TRABAJO A REALIZAR:
1 > En el fragmento sobre pisos, ¿qué dos cualidades combina el porcelanato símil madera?
2 > Convierte en una lista breve el párrafo del fragmento sobre pisos que empieza con "Otro punto clave es la durabilidad" y conserva sus datos principales.
3 > Copia del fragmento sobre pisos el texto comprendido entre "A diferencia del" y "sensación de profundidad.", ambos incluidos.
::: FRAGMENTO
El parquet tradicional exige pulido, plastificado y cuidados constantes. Las alfombras, en cambio, retienen humedad y suciedad, algo poco compatible con la vida actual. En términos de diseño del hogar, estos materiales fragmentan visualmente los ambientes y pueden achicar la percepción del espacio, sobre todo en departamentos medianos o chicos.
El porcelanato símil madera gana terreno
La alternativa que se convirtió en éxito es el porcelanato símil madera. Este material combina la estética cálida del piso tradicional con la resistencia y bajo mantenimiento de la cerámica de alta prestación. Desde la decoración, se destaca su capacidad para adaptarse tanto a estilos modernos como clásicos sin perder elegancia.
A diferencia del parquet, el porcelanato no se raya con facilidad ni requiere tratamientos periódicos. Además, permite una continuidad visual entre ambientes, incluso integrando cocina y living con el mismo material. En proyectos de arquitectura, esta unificación mejora la amplitud y aporta una imagen más actual.
Otro punto clave es la durabilidad. Este tipo de suelo resiste humedad, cambios de temperatura y alto tránsito, lo que lo vuelve ideal para familias y mascotas. Desde el diseño, también se valoran los nuevos formatos largos y angostos, que imitan tablones reales y refuerzan la sensación de profundidad.
::::::
::: EXTRACTO DE DATOS
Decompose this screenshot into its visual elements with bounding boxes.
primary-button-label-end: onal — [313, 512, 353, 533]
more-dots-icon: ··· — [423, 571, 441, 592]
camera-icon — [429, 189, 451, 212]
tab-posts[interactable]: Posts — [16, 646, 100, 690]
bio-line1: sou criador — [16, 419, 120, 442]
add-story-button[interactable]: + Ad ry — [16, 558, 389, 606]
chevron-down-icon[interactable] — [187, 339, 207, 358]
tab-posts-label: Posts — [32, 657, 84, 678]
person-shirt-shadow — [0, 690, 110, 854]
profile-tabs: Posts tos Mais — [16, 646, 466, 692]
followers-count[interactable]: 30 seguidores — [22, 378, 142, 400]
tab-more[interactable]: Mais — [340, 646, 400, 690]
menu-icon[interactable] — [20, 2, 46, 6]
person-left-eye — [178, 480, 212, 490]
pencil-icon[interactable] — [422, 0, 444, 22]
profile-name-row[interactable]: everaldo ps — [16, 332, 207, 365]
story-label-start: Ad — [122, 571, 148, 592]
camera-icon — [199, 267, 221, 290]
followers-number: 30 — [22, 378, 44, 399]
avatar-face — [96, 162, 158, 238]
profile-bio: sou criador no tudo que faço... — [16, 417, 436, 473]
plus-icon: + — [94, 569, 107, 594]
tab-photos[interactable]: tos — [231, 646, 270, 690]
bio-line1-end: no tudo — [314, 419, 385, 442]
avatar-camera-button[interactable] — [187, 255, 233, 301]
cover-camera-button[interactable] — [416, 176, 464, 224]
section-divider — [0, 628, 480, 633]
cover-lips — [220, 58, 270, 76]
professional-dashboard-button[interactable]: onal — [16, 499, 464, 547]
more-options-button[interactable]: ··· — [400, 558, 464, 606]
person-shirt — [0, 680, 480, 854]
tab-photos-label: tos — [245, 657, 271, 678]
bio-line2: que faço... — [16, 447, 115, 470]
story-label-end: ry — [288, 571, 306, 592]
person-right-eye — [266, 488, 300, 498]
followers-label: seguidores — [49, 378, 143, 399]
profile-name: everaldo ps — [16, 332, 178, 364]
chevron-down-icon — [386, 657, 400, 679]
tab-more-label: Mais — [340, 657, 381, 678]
::::::
RESPUESTAS DEL EJERCICIO:
1 > La estética cálida del piso tradicional con la resistencia y el bajo mantenimiento de la cerámica de alta prestación.

2 >
- Es un suelo durable.
- Resiste la humedad, los cambios de temperatura y el alto tránsito.
- Por eso resulta ideal para familias y mascotas.
- Se valoran sus nuevos formatos largos y angostos, que imitan tablones reales y refuerzan la sensación de profundidad.

3 >
A diferencia del parquet, el porcelanato no se raya con facilidad ni requiere tratamientos periódicos. Además, permite una continuidad visual entre ambientes, incluso integrando cocina y living con el mismo material. En proyectos de arquitectura, esta unificación mejora la amplitud y aporta una imagen más actual.
Otro punto clave es la durabilidad. Este tipo de suelo resiste humedad, cambios de temperatura y alto tránsito, lo que lo vuelve ideal para familias y mascotas. Desde el diseño, también se valoran los nuevos formatos largos y angostos, que imitan tablones reales y refuerzan la sensación de profundidad.